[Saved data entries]
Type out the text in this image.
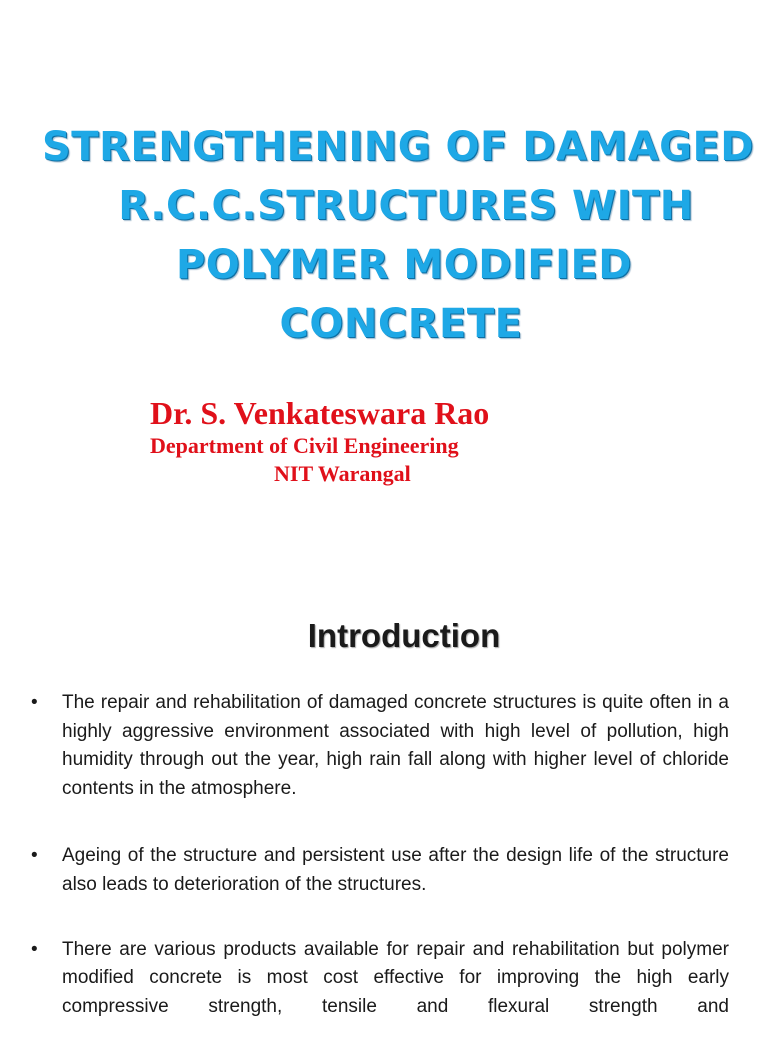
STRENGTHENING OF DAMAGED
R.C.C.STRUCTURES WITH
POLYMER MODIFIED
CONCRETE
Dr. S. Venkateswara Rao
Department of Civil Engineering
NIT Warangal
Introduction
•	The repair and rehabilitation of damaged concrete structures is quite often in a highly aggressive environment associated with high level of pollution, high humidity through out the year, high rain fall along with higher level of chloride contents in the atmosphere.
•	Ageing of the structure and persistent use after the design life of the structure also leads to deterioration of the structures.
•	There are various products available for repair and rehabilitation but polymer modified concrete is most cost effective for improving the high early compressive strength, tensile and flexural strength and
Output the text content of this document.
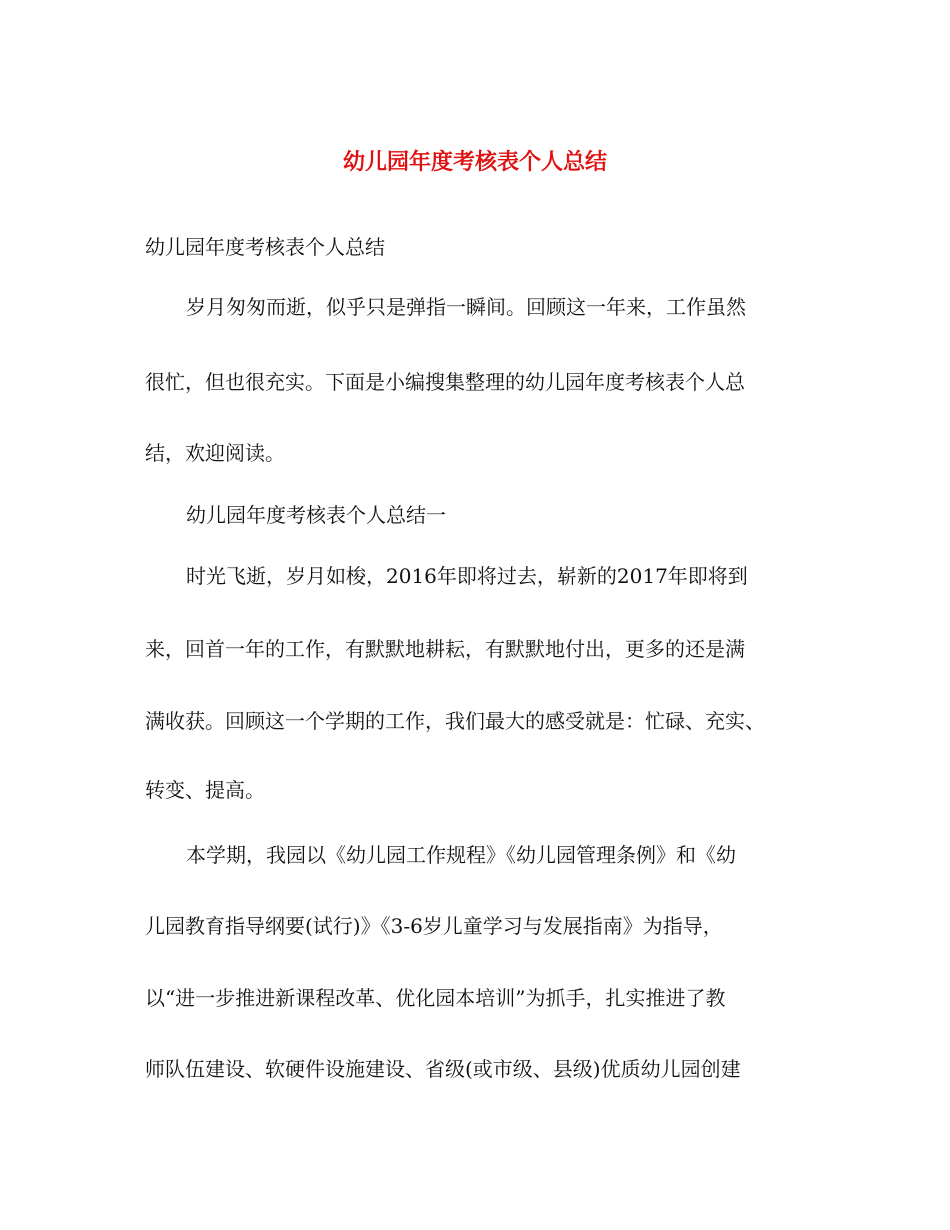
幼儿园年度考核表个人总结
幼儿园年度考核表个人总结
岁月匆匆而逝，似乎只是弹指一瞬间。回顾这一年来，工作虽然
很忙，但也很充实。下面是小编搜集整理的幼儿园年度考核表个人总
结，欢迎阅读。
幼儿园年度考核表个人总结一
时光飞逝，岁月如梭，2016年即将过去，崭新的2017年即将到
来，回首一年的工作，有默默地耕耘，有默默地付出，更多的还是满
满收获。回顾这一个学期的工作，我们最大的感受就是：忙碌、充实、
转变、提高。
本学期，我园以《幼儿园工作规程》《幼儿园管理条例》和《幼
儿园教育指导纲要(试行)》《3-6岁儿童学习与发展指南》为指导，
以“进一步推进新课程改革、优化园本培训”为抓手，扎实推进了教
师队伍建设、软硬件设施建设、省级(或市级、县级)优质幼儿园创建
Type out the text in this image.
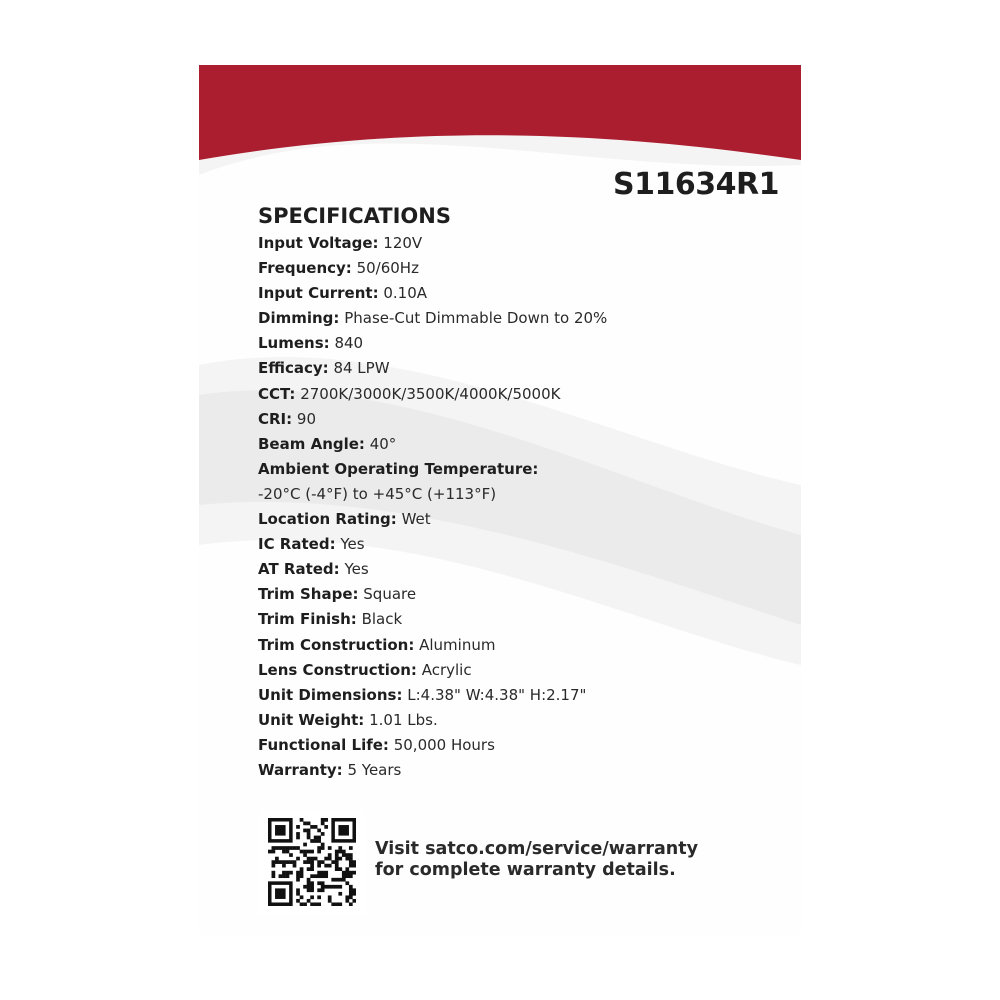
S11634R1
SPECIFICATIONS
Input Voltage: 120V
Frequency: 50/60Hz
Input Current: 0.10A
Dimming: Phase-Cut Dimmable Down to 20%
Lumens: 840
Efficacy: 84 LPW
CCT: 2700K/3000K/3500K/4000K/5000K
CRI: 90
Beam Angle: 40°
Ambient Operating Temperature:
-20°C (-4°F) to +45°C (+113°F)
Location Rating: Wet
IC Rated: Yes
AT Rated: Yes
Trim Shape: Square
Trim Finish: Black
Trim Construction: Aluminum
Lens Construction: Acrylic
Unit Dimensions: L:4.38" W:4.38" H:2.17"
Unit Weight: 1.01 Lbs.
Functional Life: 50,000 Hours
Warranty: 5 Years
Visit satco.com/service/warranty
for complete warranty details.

THE EXERCISE:
Copy every line of the listing that includes the string "Construction".

FULL OUTPUT:
Trim Construction: Aluminum
Lens Construction: Acrylic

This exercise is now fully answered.